=== Provided text ===

Wednesday, August 29, 2018

Fall 2018 @ OASIS Albuquerque

Great Courses of Jewish Interest
Abq Jew is pleased to inform you that
OASIS Albuquerque has just announced
their Fall 2018 line-up of classes!
Registration opens on
Wednesday September 5
but you can Wish List your selections now.

OASIS Albuquerque Executive Director Kathleen Raskob continues (as always) to bring you new and interesting class offerings, and continues to make sure there are plenty of courses of Jewish interest.

This session's courses and instructors include but are by no means limited to:

Walking Bazaars: Arab Peddlers in New Mexico
Wednesday 26 September 2018 @ 1:00 pm - #133
Instructor: Monika Ghattas
What It Is: The first Arabic peddlers appeared in the territory of New Mexico in the late 1880s. They were young men who started out on foot and became wagon peddlers. Monika Ghattas shares accounts of their colorful appearance, unusual merchandise, and assimilation into New Mexico history and culture that were recorded as folktales, personal reminiscences, and official records.

=== Extracted records ===

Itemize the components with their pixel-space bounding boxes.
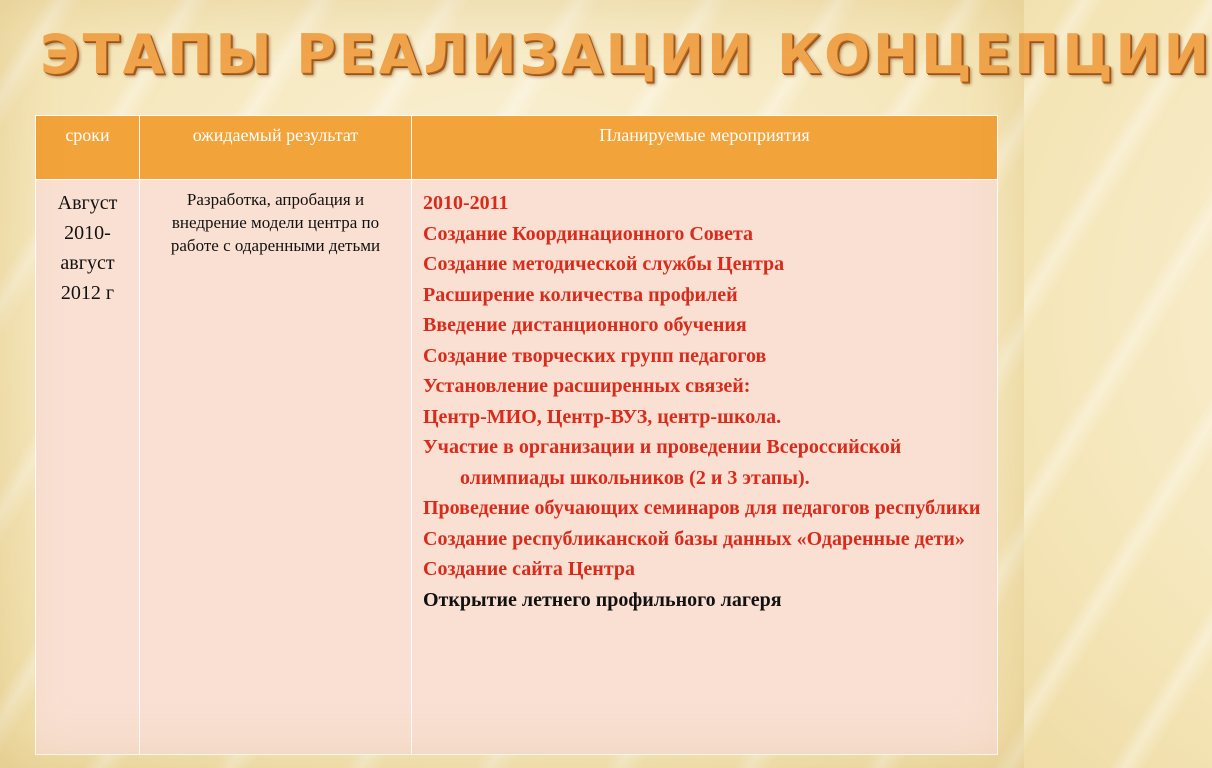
plan-item: Установление расширенных связей: [423, 375, 751, 397]
slide-title: ЭТАПЫ РЕАЛИЗАЦИИ КОНЦЕПЦИИ [40, 23, 1212, 86]
plan-item: Введение дистанционного обучения [423, 314, 747, 336]
planned-activities-cell [412, 180, 998, 755]
plan-item: Создание сайта Центра [423, 558, 636, 580]
table-row [36, 180, 998, 755]
implementation-stages-table [35, 115, 998, 755]
plan-item: Создание республиканской базы данных «Одаренные дети» [423, 527, 965, 550]
header-planned-activities: Планируемые мероприятия [412, 116, 998, 180]
header-expected-result: ожидаемый результат [140, 116, 412, 180]
plan-item: Центр-МИО, Центр-ВУЗ, центр-школа. [423, 405, 782, 428]
term-cell: Август 2010-август 2012 г [36, 180, 140, 755]
plan-item: Проведение обучающих семинаров для педагогов республики [423, 497, 981, 519]
plan-item: Создание Координационного Совета [423, 222, 754, 245]
table-header-row [36, 116, 998, 180]
plan-item-period: 2010-2011 [423, 192, 509, 214]
header-term: сроки [36, 116, 140, 180]
expected-result-cell: Разработка, апробация и внедрение модели центра по работе с одаренными детьми [140, 180, 412, 755]
plan-item: Создание методической службы Центра [423, 253, 785, 275]
plan-item: Расширение количества профилей [423, 283, 738, 306]
plan-item: Создание творческих групп педагогов [423, 344, 767, 367]
plan-item-summer-camp: Открытие летнего профильного лагеря [423, 588, 782, 611]
plan-item: Участие в организации и проведении Всероссийской олимпиады школьников (2 и 3 этапы). [423, 436, 902, 489]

===

■ Exercise set
A. According to the fall class announcement, on what day does registration open?
B. Extend the fall class announcement from where it stops.
The lines are separate material and are not part of the fall class announcement.

■ Written responses
A. Wednesday, September 5.

B.
The Creation of the American Jewish Community
Mondays 22 & 29 October 2018 @ 1:00 pm - #62
Instructor: Noel Pugach
What It Is: In this two-session course, Noel Pugach investigates how the American Jewish community was formed over a period of 350 years. He discusses the various elements that constituted the community, including post-World War II immigrants. He explores its nature, distinctiveness, challenges, and remarkable success.

The Rabbinic Imagination Runs Wild: An Introduction to Midrash
Thursday 25 October 2018 @ 10:30 am - #108
Instructor: Michael Nutkiewicz
What It Is: Midrash (Hebrew for "drawing out") is a type of literature that flourished from 3rd and 4th century Palestine to Europe in the Middle Ages. Its stories and parables imaginatively fill in what the Hebrew Scriptures leave out: the contradictions and paradoxes of biblical stories and the motives of biblical characters. Midrash can be innovative, charming, funny, and sometimes quite wild. We study some midrashim (plural of midrash) for enjoyment and insight.

The Travels of Rabbi Benjamin of Tudela
Wednesday 31 October 2018 @ 1:00 pm - #65
Instructor: Norma Libman
What It Is: Benjamin of Tudela was a 12th century Spanish rabbi who traveled most of the known world over an approximately ten-year period. He searched for and catalogued all the places where he found Jewish communities. His writings survive to this day, and it is possible that his work influenced Columbus. Examine his amazing life and the ways in which it may have intersected with and impacted the life of Columbus.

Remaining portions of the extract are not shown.